**Task to complete**.
Print out each entry below exactly, please.
[Data provided start]
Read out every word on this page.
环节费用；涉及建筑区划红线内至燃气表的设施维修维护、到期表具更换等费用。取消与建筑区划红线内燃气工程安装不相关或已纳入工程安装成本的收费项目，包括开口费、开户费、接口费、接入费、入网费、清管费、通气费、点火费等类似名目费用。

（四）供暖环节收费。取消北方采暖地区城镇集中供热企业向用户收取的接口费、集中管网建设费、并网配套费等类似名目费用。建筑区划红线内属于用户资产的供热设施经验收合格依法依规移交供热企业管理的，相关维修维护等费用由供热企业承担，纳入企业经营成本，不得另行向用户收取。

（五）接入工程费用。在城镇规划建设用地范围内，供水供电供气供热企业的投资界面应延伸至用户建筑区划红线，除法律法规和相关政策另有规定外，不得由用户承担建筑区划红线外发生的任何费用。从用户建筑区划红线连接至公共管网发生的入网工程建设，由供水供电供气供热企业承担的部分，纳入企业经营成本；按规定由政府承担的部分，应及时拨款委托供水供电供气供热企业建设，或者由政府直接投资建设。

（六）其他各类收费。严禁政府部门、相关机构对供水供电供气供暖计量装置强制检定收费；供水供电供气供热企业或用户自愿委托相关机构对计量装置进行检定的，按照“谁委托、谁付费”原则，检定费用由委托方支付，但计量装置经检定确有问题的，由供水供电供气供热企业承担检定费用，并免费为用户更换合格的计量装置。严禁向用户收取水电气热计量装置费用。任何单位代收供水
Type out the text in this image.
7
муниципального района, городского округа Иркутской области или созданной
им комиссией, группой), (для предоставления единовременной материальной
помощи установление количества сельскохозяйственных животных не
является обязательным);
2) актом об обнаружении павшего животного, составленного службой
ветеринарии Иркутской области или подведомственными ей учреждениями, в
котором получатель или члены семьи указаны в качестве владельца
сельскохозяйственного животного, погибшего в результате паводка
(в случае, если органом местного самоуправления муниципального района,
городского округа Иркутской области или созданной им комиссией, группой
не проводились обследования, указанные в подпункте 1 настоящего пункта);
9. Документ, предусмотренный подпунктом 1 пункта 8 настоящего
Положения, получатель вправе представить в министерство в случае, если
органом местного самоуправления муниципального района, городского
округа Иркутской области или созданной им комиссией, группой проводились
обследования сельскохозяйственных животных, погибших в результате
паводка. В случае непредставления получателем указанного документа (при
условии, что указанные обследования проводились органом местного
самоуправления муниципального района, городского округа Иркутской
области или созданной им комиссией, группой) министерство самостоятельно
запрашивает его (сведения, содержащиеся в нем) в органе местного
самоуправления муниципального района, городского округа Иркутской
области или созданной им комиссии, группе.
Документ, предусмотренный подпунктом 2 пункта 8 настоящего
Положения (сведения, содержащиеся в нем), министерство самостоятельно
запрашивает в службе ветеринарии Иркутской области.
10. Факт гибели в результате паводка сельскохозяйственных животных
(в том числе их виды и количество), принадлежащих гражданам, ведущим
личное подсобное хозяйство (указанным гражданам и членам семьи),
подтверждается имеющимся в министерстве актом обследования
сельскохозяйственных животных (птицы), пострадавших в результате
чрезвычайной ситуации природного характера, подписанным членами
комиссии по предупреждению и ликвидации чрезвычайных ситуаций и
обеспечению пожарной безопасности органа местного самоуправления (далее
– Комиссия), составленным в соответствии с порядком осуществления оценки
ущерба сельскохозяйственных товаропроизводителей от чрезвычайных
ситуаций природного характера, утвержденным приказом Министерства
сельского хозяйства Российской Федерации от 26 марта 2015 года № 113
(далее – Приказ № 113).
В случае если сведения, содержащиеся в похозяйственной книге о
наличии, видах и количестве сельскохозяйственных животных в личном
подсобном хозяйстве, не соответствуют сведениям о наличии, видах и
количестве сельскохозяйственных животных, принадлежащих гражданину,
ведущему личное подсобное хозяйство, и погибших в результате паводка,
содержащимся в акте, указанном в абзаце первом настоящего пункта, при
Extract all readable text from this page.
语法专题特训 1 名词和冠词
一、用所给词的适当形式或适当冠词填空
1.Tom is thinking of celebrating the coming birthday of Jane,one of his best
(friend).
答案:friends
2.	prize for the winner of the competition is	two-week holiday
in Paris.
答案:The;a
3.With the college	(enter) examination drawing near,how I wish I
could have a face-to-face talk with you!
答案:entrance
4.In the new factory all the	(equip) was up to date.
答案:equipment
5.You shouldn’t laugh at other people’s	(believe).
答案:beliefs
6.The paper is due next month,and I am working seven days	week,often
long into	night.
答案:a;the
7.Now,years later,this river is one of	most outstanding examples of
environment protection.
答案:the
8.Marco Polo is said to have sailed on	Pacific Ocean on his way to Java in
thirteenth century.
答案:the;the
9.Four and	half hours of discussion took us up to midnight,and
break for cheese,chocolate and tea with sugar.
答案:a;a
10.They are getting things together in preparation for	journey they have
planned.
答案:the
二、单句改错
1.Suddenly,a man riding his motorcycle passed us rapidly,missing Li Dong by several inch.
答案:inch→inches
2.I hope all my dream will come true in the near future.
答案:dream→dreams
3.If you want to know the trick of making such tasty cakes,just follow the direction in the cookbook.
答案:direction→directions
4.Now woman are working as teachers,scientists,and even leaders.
[Data provided end]
**Result of this task**.
Read out every word on this page.
环节费用；涉及建筑区划红线内至燃气表的设施维修维护、到期表具更换等费用。取消与建筑区划红线内燃气工程安装不相关或已纳入工程安装成本的收费项目，包括开口费、开户费、接口费、接入费、入网费、清管费、通气费、点火费等类似名目费用。

（四）供暖环节收费。取消北方采暖地区城镇集中供热企业向用户收取的接口费、集中管网建设费、并网配套费等类似名目费用。建筑区划红线内属于用户资产的供热设施经验收合格依法依规移交供热企业管理的，相关维修维护等费用由供热企业承担，纳入企业经营成本，不得另行向用户收取。

（五）接入工程费用。在城镇规划建设用地范围内，供水供电供气供热企业的投资界面应延伸至用户建筑区划红线，除法律法规和相关政策另有规定外，不得由用户承担建筑区划红线外发生的任何费用。从用户建筑区划红线连接至公共管网发生的入网工程建设，由供水供电供气供热企业承担的部分，纳入企业经营成本；按规定由政府承担的部分，应及时拨款委托供水供电供气供热企业建设，或者由政府直接投资建设。

（六）其他各类收费。严禁政府部门、相关机构对供水供电供气供暖计量装置强制检定收费；供水供电供气供热企业或用户自愿委托相关机构对计量装置进行检定的，按照“谁委托、谁付费”原则，检定费用由委托方支付，但计量装置经检定确有问题的，由供水供电供气供热企业承担检定费用，并免费为用户更换合格的计量装置。严禁向用户收取水电气热计量装置费用。任何单位代收供水
Type out the text in this image.
7
муниципального района, городского округа Иркутской области или созданной
им комиссией, группой), (для предоставления единовременной материальной
помощи установление количества сельскохозяйственных животных не
является обязательным);
2) актом об обнаружении павшего животного, составленного службой
ветеринарии Иркутской области или подведомственными ей учреждениями, в
котором получатель или члены семьи указаны в качестве владельца
сельскохозяйственного животного, погибшего в результате паводка
(в случае, если органом местного самоуправления муниципального района,
городского округа Иркутской области или созданной им комиссией, группой
не проводились обследования, указанные в подпункте 1 настоящего пункта);
9. Документ, предусмотренный подпунктом 1 пункта 8 настоящего
Положения, получатель вправе представить в министерство в случае, если
органом местного самоуправления муниципального района, городского
округа Иркутской области или созданной им комиссией, группой проводились
обследования сельскохозяйственных животных, погибших в результате
паводка. В случае непредставления получателем указанного документа (при
условии, что указанные обследования проводились органом местного
самоуправления муниципального района, городского округа Иркутской
области или созданной им комиссией, группой) министерство самостоятельно
запрашивает его (сведения, содержащиеся в нем) в органе местного
самоуправления муниципального района, городского округа Иркутской
области или созданной им комиссии, группе.
Документ, предусмотренный подпунктом 2 пункта 8 настоящего
Положения (сведения, содержащиеся в нем), министерство самостоятельно
запрашивает в службе ветеринарии Иркутской области.
10. Факт гибели в результате паводка сельскохозяйственных животных
(в том числе их виды и количество), принадлежащих гражданам, ведущим
личное подсобное хозяйство (указанным гражданам и членам семьи),
подтверждается имеющимся в министерстве актом обследования
сельскохозяйственных животных (птицы), пострадавших в результате
чрезвычайной ситуации природного характера, подписанным членами
комиссии по предупреждению и ликвидации чрезвычайных ситуаций и
обеспечению пожарной безопасности органа местного самоуправления (далее
– Комиссия), составленным в соответствии с порядком осуществления оценки
ущерба сельскохозяйственных товаропроизводителей от чрезвычайных
ситуаций природного характера, утвержденным приказом Министерства
сельского хозяйства Российской Федерации от 26 марта 2015 года № 113
(далее – Приказ № 113).
В случае если сведения, содержащиеся в похозяйственной книге о
наличии, видах и количестве сельскохозяйственных животных в личном
подсобном хозяйстве, не соответствуют сведениям о наличии, видах и
количестве сельскохозяйственных животных, принадлежащих гражданину,
ведущему личное подсобное хозяйство, и погибших в результате паводка,
содержащимся в акте, указанном в абзаце первом настоящего пункта, при
Extract all readable text from this page.
语法专题特训 1 名词和冠词
一、用所给词的适当形式或适当冠词填空
1.Tom is thinking of celebrating the coming birthday of Jane,one of his best
(friend).
答案:friends
2.	prize for the winner of the competition is	two-week holiday
in Paris.
答案:The;a
3.With the college	(enter) examination drawing near,how I wish I
could have a face-to-face talk with you!
答案:entrance
4.In the new factory all the	(equip) was up to date.
答案:equipment
5.You shouldn’t laugh at other people’s	(believe).
答案:beliefs
6.The paper is due next month,and I am working seven days	week,often
long into	night.
答案:a;the
7.Now,years later,this river is one of	most outstanding examples of
environment protection.
答案:the
8.Marco Polo is said to have sailed on	Pacific Ocean on his way to Java in
thirteenth century.
答案:the;the
9.Four and	half hours of discussion took us up to midnight,and
break for cheese,chocolate and tea with sugar.
答案:a;a
10.They are getting things together in preparation for	journey they have
planned.
答案:the
二、单句改错
1.Suddenly,a man riding his motorcycle passed us rapidly,missing Li Dong by several inch.
答案:inch→inches
2.I hope all my dream will come true in the near future.
答案:dream→dreams
3.If you want to know the trick of making such tasty cakes,just follow the direction in the cookbook.
答案:direction→directions
4.Now woman are working as teachers,scientists,and even leaders.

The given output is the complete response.